Data records
****************************************
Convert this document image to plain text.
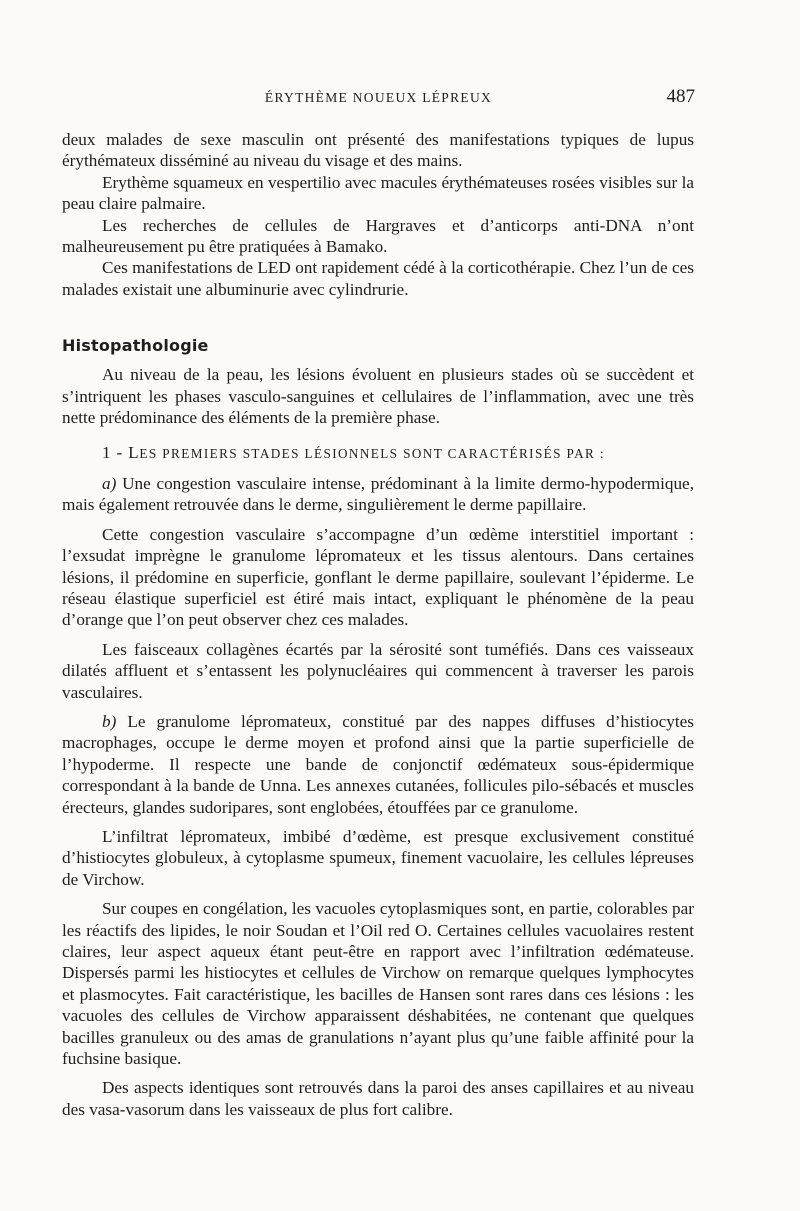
ÉRYTHÈME NOUEUX LÉPREUX	487

deux malades de sexe masculin ont présenté des manifestations typiques de lupus érythémateux disséminé au niveau du visage et des mains.

Erythème squameux en vespertilio avec macules érythémateuses rosées visibles sur la peau claire palmaire.

Les recherches de cellules de Hargraves et d’anticorps anti-DNA n’ont malheureusement pu être pratiquées à Bamako.

Ces manifestations de LED ont rapidement cédé à la corticothérapie. Chez l’un de ces malades existait une albuminurie avec cylindrurie.

Histopathologie

Au niveau de la peau, les lésions évoluent en plusieurs stades où se succèdent et s’intriquent les phases vasculo-sanguines et cellulaires de l’inflammation, avec une très nette prédominance des éléments de la première phase.

1 - LES PREMIERS STADES LÉSIONNELS SONT CARACTÉRISÉS PAR :

a) Une congestion vasculaire intense, prédominant à la limite dermo-hypodermique, mais également retrouvée dans le derme, singulièrement le derme papillaire.

Cette congestion vasculaire s’accompagne d’un œdème interstitiel important : l’exsudat imprègne le granulome lépromateux et les tissus alentours. Dans certaines lésions, il prédomine en superficie, gonflant le derme papillaire, soulevant l’épiderme. Le réseau élastique superficiel est étiré mais intact, expliquant le phénomène de la peau d’orange que l’on peut observer chez ces malades.

Les faisceaux collagènes écartés par la sérosité sont tuméfiés. Dans ces vaisseaux dilatés affluent et s’entassent les polynucléaires qui commencent à traverser les parois vasculaires.

b) Le granulome lépromateux, constitué par des nappes diffuses d’histiocytes macrophages, occupe le derme moyen et profond ainsi que la partie superficielle de l’hypoderme. Il respecte une bande de conjonctif œdémateux sous-épidermique correspondant à la bande de Unna. Les annexes cutanées, follicules pilo-sébacés et muscles érecteurs, glandes sudoripares, sont englobées, étouffées par ce granulome.

L’infiltrat lépromateux, imbibé d’œdème, est presque exclusivement constitué d’histiocytes globuleux, à cytoplasme spumeux, finement vacuolaire, les cellules lépreuses de Virchow.

Sur coupes en congélation, les vacuoles cytoplasmiques sont, en partie, colorables par les réactifs des lipides, le noir Soudan et l’Oil red O. Certaines cellules vacuolaires restent claires, leur aspect aqueux étant peut-être en rapport avec l’infiltration œdémateuse. Dispersés parmi les histiocytes et cellules de Virchow on remarque quelques lymphocytes et plasmocytes. Fait caractéristique, les bacilles de Hansen sont rares dans ces lésions : les vacuoles des cellules de Virchow apparaissent déshabitées, ne contenant que quelques bacilles granuleux ou des amas de granulations n’ayant plus qu’une faible affinité pour la fuchsine basique.

Des aspects identiques sont retrouvés dans la paroi des anses capillaires et au niveau des vasa-vasorum dans les vaisseaux de plus fort calibre.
****************************************
### PROBLEM STATEMENT
Only a number is wanted: how many lines above include "avec"?

### OUTPUT FOR THIS TASK
4